▸ Work required
Extract every line of the material that holds the string "三国演义".

*** Records to process ***

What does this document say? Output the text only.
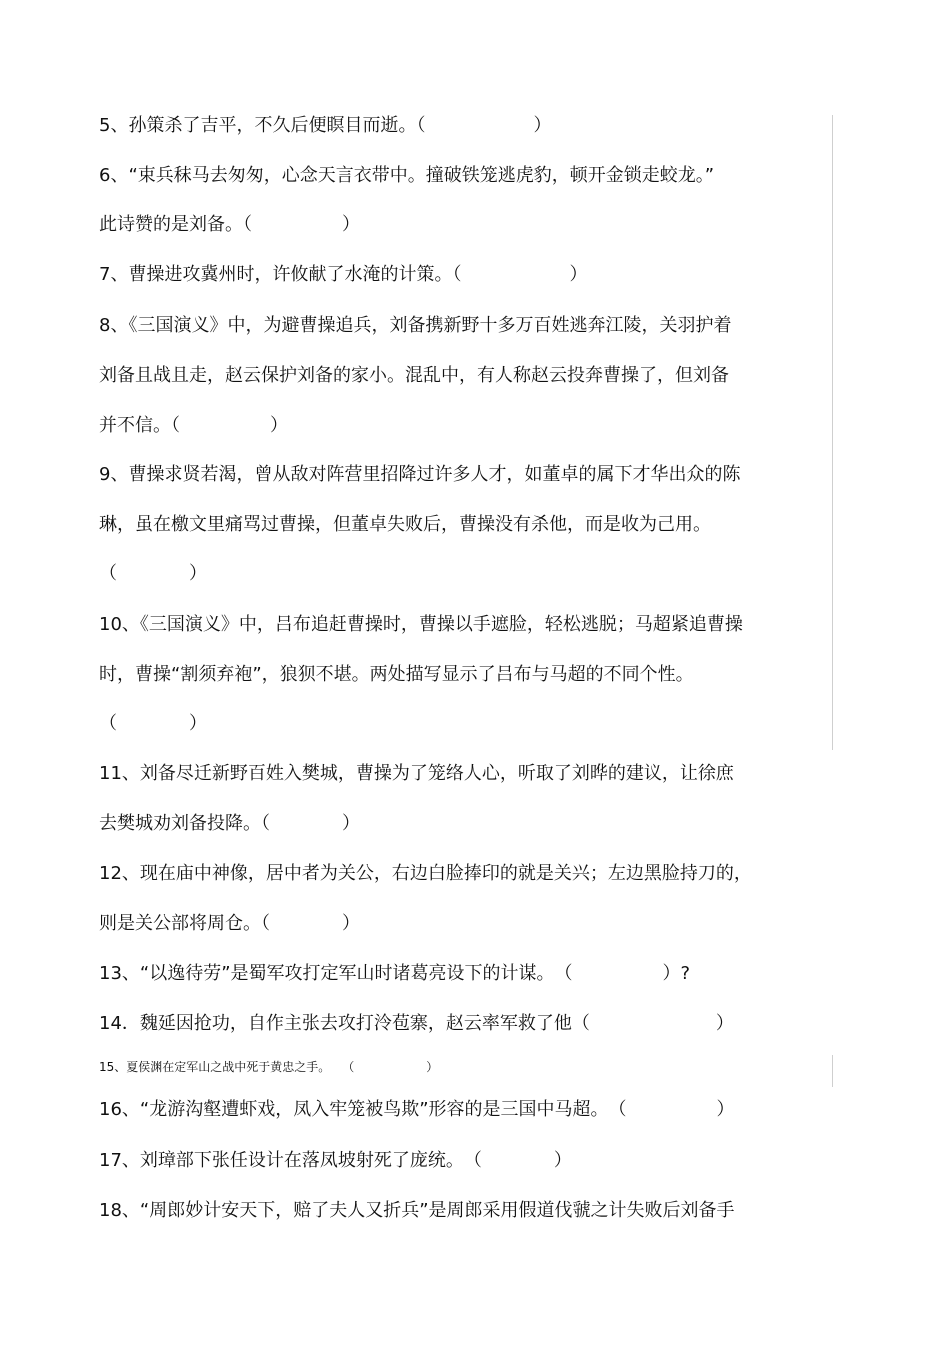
5、孙策杀了吉平，不久后便瞑目而逝。（　　　　　　）
6、“束兵秣马去匆匆，心念天言衣带中。撞破铁笼逃虎豹，顿开金锁走蛟龙。”
此诗赞的是刘备。（　　　　　）
7、曹操进攻冀州时，许攸献了水淹的计策。（　　　　　　）
8、《三国演义》中，为避曹操追兵，刘备携新野十多万百姓逃奔江陵，关羽护着
刘备且战且走，赵云保护刘备的家小。混乱中，有人称赵云投奔曹操了，但刘备
并不信。（　　　　　）
9、曹操求贤若渴，曾从敌对阵营里招降过许多人才，如董卓的属下才华出众的陈
琳，虽在檄文里痛骂过曹操，但董卓失败后，曹操没有杀他，而是收为己用。
（　　　　）
10、《三国演义》中，吕布追赶曹操时，曹操以手遮脸，轻松逃脱；马超紧追曹操
时，曹操“割须弃袍”，狼狈不堪。两处描写显示了吕布与马超的不同个性。
（　　　　）
11、刘备尽迁新野百姓入樊城，曹操为了笼络人心，听取了刘晔的建议，让徐庶
去樊城劝刘备投降。（　　　　）
12、现在庙中神像，居中者为关公，右边白脸捧印的就是关兴；左边黑脸持刀的，
则是关公部将周仓。（　　　　）
13、“以逸待劳”是蜀军攻打定军山时诸葛亮设下的计谋。　（　　　　　）?
14．魏延因抢功，自作主张去攻打泠苞寨，赵云率军救了他（　　　　　　　）
15、夏侯渊在定军山之战中死于黄忠之手。　　（　　　　　　）
16、“龙游沟壑遭虾戏，凤入牢笼被鸟欺”形容的是三国中马超。　（　　　　　）
17、刘璋部下张任设计在落凤坡射死了庞统。　（　　　　）
18、“周郎妙计安天下，赔了夫人又折兵”是周郎采用假道伐虢之计失败后刘备手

***

▸ Exercise answer
8、《三国演义》中，为避曹操追兵，刘备携新野十多万百姓逃奔江陵，关羽护着
10、《三国演义》中，吕布追赶曹操时，曹操以手遮脸，轻松逃脱；马超紧追曹操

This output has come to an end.